● **Short task**
Repeat the whole listing exactly.

[Saved entries]

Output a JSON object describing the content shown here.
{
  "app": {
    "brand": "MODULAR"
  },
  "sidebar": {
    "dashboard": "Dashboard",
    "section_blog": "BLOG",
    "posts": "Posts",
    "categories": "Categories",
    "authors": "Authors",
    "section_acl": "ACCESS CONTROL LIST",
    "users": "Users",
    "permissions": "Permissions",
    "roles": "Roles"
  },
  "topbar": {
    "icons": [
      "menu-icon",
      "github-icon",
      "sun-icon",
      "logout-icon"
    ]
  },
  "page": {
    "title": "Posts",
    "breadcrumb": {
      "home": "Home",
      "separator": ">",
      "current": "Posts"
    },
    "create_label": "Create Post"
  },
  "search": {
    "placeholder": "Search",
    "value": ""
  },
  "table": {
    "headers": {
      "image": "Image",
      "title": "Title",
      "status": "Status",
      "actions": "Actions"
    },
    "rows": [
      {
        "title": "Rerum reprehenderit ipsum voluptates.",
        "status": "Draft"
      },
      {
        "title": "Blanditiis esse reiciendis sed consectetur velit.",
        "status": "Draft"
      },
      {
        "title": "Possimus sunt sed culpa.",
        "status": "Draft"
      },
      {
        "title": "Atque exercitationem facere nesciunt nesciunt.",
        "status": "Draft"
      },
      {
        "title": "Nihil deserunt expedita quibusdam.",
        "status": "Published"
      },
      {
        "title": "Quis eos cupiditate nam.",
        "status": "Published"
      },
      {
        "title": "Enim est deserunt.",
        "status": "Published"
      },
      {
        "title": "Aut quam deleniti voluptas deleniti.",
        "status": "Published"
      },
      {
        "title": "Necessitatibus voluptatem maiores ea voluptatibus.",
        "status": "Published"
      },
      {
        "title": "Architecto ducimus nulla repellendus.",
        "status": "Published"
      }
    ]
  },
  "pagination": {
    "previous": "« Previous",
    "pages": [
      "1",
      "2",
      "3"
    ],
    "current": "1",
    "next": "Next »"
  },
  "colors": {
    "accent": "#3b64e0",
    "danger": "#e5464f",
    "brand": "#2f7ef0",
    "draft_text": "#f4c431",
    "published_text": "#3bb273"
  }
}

● **Solution to this exercise**
Output a JSON object describing the content shown here.
{
  "app": {
    "brand": "MODULAR"
  },
  "sidebar": {
    "dashboard": "Dashboard",
    "section_blog": "BLOG",
    "posts": "Posts",
    "categories": "Categories",
    "authors": "Authors",
    "section_acl": "ACCESS CONTROL LIST",
    "users": "Users",
    "permissions": "Permissions",
    "roles": "Roles"
  },
  "topbar": {
    "icons": [
      "menu-icon",
      "github-icon",
      "sun-icon",
      "logout-icon"
    ]
  },
  "page": {
    "title": "Posts",
    "breadcrumb": {
      "home": "Home",
      "separator": ">",
      "current": "Posts"
    },
    "create_label": "Create Post"
  },
  "search": {
    "placeholder": "Search",
    "value": ""
  },
  "table": {
    "headers": {
      "image": "Image",
      "title": "Title",
      "status": "Status",
      "actions": "Actions"
    },
    "rows": [
      {
        "title": "Rerum reprehenderit ipsum voluptates.",
        "status": "Draft"
      },
      {
        "title": "Blanditiis esse reiciendis sed consectetur velit.",
        "status": "Draft"
      },
      {
        "title": "Possimus sunt sed culpa.",
        "status": "Draft"
      },
      {
        "title": "Atque exercitationem facere nesciunt nesciunt.",
        "status": "Draft"
      },
      {
        "title": "Nihil deserunt expedita quibusdam.",
        "status": "Published"
      },
      {
        "title": "Quis eos cupiditate nam.",
        "status": "Published"
      },
      {
        "title": "Enim est deserunt.",
        "status": "Published"
      },
      {
        "title": "Aut quam deleniti voluptas deleniti.",
        "status": "Published"
      },
      {
        "title": "Necessitatibus voluptatem maiores ea voluptatibus.",
        "status": "Published"
      },
      {
        "title": "Architecto ducimus nulla repellendus.",
        "status": "Published"
      }
    ]
  },
  "pagination": {
    "previous": "« Previous",
    "pages": [
      "1",
      "2",
      "3"
    ],
    "current": "1",
    "next": "Next »"
  },
  "colors": {
    "accent": "#3b64e0",
    "danger": "#e5464f",
    "brand": "#2f7ef0",
    "draft_text": "#f4c431",
    "published_text": "#3bb273"
  }
}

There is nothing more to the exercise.